* BEGIN THE RECORDS *

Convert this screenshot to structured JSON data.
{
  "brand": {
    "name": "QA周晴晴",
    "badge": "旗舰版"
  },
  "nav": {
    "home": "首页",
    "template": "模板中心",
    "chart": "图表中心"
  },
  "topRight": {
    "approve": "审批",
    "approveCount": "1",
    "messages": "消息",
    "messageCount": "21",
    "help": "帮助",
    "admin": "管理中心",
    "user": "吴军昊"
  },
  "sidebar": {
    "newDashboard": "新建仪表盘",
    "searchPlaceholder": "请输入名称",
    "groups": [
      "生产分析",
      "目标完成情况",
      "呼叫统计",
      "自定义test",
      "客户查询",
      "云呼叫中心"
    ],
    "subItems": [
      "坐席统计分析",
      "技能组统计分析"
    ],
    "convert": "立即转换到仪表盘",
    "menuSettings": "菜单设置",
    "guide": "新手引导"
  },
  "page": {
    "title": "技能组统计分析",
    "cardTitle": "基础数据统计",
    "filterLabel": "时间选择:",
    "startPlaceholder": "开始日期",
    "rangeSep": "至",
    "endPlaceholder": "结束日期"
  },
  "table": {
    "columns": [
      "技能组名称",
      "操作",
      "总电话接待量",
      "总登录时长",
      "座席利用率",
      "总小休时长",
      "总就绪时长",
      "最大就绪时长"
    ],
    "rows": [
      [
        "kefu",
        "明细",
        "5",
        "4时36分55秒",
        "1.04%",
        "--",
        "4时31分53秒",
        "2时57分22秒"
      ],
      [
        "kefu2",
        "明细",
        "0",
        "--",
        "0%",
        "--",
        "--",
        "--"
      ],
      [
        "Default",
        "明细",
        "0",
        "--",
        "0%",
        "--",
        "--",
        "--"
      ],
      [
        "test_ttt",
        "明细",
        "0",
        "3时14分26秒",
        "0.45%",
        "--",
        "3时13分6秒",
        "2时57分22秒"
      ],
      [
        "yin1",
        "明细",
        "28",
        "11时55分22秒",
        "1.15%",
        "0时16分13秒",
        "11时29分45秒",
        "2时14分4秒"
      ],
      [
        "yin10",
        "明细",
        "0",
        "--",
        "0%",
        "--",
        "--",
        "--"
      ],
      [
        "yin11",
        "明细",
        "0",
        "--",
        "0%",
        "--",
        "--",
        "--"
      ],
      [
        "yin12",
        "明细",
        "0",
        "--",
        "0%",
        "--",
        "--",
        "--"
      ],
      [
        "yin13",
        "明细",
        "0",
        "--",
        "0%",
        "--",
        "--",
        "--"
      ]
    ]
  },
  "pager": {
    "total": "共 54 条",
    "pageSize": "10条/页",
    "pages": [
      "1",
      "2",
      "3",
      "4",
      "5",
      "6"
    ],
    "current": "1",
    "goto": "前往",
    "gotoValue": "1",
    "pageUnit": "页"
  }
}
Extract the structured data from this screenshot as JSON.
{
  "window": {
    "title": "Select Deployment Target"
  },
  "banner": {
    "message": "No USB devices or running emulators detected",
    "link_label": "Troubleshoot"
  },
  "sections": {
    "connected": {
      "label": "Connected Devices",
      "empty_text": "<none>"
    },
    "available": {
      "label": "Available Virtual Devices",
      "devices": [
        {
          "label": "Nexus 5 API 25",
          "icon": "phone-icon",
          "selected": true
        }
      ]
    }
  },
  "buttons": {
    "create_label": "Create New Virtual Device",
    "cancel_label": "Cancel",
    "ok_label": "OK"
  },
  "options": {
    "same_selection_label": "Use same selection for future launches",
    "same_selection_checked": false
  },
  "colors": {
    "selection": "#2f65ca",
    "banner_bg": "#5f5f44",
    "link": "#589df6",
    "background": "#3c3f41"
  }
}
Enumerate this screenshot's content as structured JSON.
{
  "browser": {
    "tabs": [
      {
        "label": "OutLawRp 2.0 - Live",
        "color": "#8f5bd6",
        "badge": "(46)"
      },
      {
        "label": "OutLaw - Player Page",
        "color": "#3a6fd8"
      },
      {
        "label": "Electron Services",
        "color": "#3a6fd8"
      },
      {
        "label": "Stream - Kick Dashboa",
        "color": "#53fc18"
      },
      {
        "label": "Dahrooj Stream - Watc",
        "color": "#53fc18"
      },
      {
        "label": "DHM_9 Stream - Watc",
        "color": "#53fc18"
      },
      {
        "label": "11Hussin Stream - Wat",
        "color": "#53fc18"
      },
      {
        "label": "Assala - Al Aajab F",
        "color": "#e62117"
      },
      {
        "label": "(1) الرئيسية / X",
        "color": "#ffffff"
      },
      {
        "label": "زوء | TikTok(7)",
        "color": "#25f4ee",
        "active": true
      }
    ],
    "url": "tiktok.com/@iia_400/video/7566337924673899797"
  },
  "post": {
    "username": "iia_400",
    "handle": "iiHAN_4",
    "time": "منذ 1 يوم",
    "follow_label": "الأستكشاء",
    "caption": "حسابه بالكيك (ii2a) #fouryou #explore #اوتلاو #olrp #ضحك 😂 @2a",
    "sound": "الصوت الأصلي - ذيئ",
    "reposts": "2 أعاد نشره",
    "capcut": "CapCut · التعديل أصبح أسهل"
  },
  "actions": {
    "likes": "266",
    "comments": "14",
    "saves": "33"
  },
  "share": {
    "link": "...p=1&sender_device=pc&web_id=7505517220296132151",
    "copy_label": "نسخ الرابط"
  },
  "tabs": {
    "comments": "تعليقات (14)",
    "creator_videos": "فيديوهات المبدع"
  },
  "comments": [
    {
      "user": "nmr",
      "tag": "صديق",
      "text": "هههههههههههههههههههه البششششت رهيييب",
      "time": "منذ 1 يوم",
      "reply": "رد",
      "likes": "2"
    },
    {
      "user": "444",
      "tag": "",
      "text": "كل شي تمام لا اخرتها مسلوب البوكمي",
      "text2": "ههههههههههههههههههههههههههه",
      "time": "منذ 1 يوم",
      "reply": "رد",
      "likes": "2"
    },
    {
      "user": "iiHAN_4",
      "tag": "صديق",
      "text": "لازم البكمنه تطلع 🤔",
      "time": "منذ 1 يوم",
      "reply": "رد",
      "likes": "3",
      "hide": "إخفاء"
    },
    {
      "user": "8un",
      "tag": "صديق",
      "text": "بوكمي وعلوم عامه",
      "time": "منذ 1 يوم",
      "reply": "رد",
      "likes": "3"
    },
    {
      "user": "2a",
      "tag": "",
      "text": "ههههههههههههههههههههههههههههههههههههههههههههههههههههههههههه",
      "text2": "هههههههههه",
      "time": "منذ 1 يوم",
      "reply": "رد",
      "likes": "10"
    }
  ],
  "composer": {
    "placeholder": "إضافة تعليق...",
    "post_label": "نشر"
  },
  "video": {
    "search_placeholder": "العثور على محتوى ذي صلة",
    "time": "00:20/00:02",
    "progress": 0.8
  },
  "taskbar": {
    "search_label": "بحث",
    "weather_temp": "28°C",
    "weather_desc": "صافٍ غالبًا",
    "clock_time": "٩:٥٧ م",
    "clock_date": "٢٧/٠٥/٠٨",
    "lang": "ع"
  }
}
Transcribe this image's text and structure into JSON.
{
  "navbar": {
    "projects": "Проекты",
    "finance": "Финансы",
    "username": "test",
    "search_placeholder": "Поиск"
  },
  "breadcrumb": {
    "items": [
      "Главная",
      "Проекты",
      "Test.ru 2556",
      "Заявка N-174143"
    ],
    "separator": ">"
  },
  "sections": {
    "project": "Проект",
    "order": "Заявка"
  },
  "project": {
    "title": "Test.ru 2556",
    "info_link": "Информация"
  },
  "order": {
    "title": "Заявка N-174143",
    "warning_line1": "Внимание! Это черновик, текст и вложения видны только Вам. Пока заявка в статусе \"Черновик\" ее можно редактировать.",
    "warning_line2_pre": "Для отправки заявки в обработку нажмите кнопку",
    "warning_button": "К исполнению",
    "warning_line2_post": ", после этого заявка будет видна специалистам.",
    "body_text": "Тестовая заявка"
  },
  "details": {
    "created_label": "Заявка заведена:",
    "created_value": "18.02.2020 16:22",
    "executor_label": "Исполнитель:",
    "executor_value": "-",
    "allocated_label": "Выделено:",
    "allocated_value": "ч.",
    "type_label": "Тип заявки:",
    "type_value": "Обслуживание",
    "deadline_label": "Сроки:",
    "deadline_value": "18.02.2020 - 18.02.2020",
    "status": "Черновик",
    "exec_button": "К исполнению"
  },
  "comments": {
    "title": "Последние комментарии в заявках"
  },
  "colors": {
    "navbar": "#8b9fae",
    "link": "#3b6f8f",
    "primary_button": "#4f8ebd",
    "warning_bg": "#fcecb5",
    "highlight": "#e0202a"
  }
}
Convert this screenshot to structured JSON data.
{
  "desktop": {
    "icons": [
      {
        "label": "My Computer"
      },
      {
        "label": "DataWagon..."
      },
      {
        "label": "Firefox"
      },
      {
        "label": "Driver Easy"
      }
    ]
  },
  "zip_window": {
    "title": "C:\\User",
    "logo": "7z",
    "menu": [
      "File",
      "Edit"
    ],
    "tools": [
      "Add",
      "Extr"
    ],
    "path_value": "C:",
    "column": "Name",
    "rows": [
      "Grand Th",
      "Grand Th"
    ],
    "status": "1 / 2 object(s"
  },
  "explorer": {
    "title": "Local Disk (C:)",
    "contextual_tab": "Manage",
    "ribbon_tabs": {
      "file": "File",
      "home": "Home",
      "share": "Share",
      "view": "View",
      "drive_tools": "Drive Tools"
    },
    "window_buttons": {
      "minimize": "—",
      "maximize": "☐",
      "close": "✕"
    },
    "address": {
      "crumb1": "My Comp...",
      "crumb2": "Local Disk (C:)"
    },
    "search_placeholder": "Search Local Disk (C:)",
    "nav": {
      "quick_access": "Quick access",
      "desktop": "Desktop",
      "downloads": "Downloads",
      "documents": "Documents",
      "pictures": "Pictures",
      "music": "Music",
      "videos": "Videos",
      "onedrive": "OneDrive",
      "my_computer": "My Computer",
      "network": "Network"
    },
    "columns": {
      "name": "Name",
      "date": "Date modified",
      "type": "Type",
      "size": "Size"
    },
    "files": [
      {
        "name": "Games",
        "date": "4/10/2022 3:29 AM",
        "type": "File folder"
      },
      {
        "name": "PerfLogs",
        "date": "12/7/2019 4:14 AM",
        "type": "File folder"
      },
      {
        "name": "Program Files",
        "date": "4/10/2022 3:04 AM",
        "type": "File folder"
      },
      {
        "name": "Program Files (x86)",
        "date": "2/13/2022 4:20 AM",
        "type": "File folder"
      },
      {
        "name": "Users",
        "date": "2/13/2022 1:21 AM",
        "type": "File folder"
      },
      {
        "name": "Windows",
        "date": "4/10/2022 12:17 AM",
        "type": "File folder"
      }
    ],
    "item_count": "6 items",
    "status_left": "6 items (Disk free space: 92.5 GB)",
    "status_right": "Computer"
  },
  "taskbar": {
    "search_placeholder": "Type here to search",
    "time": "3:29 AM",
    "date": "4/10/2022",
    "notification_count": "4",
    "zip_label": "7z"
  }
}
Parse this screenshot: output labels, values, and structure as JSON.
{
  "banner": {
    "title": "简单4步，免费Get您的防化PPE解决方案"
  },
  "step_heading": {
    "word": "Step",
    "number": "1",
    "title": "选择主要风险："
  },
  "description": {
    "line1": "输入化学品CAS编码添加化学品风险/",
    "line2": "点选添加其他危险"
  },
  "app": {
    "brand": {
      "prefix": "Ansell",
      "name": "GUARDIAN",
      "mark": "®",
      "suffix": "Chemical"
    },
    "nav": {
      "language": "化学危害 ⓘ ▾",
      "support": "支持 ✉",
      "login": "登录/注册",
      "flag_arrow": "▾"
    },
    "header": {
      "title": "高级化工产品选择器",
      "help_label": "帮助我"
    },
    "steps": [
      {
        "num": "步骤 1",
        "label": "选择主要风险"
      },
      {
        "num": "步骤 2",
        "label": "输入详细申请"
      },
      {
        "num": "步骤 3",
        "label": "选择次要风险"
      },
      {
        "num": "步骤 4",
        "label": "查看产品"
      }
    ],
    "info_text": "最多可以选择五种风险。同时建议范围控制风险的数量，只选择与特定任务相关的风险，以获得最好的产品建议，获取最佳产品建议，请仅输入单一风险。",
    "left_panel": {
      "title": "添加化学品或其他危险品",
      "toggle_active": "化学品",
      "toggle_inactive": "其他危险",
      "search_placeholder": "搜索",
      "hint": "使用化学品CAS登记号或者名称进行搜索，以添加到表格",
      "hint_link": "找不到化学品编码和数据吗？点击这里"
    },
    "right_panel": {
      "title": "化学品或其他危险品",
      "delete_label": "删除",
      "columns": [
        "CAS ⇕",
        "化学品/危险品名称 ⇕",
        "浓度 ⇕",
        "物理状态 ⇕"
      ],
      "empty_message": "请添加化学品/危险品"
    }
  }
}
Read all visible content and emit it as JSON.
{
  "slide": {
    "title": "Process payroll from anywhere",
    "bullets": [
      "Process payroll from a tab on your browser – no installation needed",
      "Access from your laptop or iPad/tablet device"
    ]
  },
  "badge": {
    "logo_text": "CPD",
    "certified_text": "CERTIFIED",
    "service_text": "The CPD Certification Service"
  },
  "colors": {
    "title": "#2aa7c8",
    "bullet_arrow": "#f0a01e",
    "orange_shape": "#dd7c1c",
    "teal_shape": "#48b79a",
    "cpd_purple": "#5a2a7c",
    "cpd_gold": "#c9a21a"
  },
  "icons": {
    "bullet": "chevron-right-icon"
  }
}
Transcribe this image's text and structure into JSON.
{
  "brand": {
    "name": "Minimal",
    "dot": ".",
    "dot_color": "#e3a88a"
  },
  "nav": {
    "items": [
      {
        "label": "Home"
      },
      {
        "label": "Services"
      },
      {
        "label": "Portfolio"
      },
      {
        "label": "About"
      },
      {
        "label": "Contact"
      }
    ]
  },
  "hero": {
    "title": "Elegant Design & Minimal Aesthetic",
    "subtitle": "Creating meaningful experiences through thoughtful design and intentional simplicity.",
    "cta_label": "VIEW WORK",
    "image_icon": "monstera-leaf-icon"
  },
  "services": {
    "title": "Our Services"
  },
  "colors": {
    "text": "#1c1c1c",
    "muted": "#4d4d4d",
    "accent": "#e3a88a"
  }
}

* END THE RECORDS *

#### WRITTEN EXERCISE:
Everything from the line containing "Read all visible content and emit it as JSON." to the end of the records must be written out exactly; include both of those lines and no others.

#### SOLUTION TO THE EXERCISE:
Read all visible content and emit it as JSON.
{
  "slide": {
    "title": "Process payroll from anywhere",
    "bullets": [
      "Process payroll from a tab on your browser – no installation needed",
      "Access from your laptop or iPad/tablet device"
    ]
  },
  "badge": {
    "logo_text": "CPD",
    "certified_text": "CERTIFIED",
    "service_text": "The CPD Certification Service"
  },
  "colors": {
    "title": "#2aa7c8",
    "bullet_arrow": "#f0a01e",
    "orange_shape": "#dd7c1c",
    "teal_shape": "#48b79a",
    "cpd_purple": "#5a2a7c",
    "cpd_gold": "#c9a21a"
  },
  "icons": {
    "bullet": "chevron-right-icon"
  }
}
Transcribe this image's text and structure into JSON.
{
  "brand": {
    "name": "Minimal",
    "dot": ".",
    "dot_color": "#e3a88a"
  },
  "nav": {
    "items": [
      {
        "label": "Home"
      },
      {
        "label": "Services"
      },
      {
        "label": "Portfolio"
      },
      {
        "label": "About"
      },
      {
        "label": "Contact"
      }
    ]
  },
  "hero": {
    "title": "Elegant Design & Minimal Aesthetic",
    "subtitle": "Creating meaningful experiences through thoughtful design and intentional simplicity.",
    "cta_label": "VIEW WORK",
    "image_icon": "monstera-leaf-icon"
  },
  "services": {
    "title": "Our Services"
  },
  "colors": {
    "text": "#1c1c1c",
    "muted": "#4d4d4d",
    "accent": "#e3a88a"
  }
}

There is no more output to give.